_Aim_
Write out every entry exactly as it stands.

_The records_
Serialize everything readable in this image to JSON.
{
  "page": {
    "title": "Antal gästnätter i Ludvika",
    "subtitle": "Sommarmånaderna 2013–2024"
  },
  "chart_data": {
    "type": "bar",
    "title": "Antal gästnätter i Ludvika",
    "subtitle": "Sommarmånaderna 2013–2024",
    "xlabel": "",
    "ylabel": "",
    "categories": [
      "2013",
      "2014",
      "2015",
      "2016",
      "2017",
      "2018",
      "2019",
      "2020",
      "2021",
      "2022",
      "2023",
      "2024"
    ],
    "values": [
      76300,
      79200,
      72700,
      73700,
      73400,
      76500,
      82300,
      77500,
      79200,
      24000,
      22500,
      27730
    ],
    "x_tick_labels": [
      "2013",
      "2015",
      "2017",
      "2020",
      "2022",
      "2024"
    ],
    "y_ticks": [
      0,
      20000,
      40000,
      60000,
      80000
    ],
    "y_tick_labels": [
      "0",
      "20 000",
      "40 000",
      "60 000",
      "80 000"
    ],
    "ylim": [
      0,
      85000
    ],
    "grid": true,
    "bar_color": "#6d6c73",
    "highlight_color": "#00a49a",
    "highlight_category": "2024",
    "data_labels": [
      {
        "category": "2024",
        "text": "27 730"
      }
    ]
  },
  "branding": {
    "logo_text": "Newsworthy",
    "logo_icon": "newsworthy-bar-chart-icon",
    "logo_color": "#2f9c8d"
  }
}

_Problem solution_
Serialize everything readable in this image to JSON.
{
  "page": {
    "title": "Antal gästnätter i Ludvika",
    "subtitle": "Sommarmånaderna 2013–2024"
  },
  "chart_data": {
    "type": "bar",
    "title": "Antal gästnätter i Ludvika",
    "subtitle": "Sommarmånaderna 2013–2024",
    "xlabel": "",
    "ylabel": "",
    "categories": [
      "2013",
      "2014",
      "2015",
      "2016",
      "2017",
      "2018",
      "2019",
      "2020",
      "2021",
      "2022",
      "2023",
      "2024"
    ],
    "values": [
      76300,
      79200,
      72700,
      73700,
      73400,
      76500,
      82300,
      77500,
      79200,
      24000,
      22500,
      27730
    ],
    "x_tick_labels": [
      "2013",
      "2015",
      "2017",
      "2020",
      "2022",
      "2024"
    ],
    "y_ticks": [
      0,
      20000,
      40000,
      60000,
      80000
    ],
    "y_tick_labels": [
      "0",
      "20 000",
      "40 000",
      "60 000",
      "80 000"
    ],
    "ylim": [
      0,
      85000
    ],
    "grid": true,
    "bar_color": "#6d6c73",
    "highlight_color": "#00a49a",
    "highlight_category": "2024",
    "data_labels": [
      {
        "category": "2024",
        "text": "27 730"
      }
    ]
  },
  "branding": {
    "logo_text": "Newsworthy",
    "logo_icon": "newsworthy-bar-chart-icon",
    "logo_color": "#2f9c8d"
  }
}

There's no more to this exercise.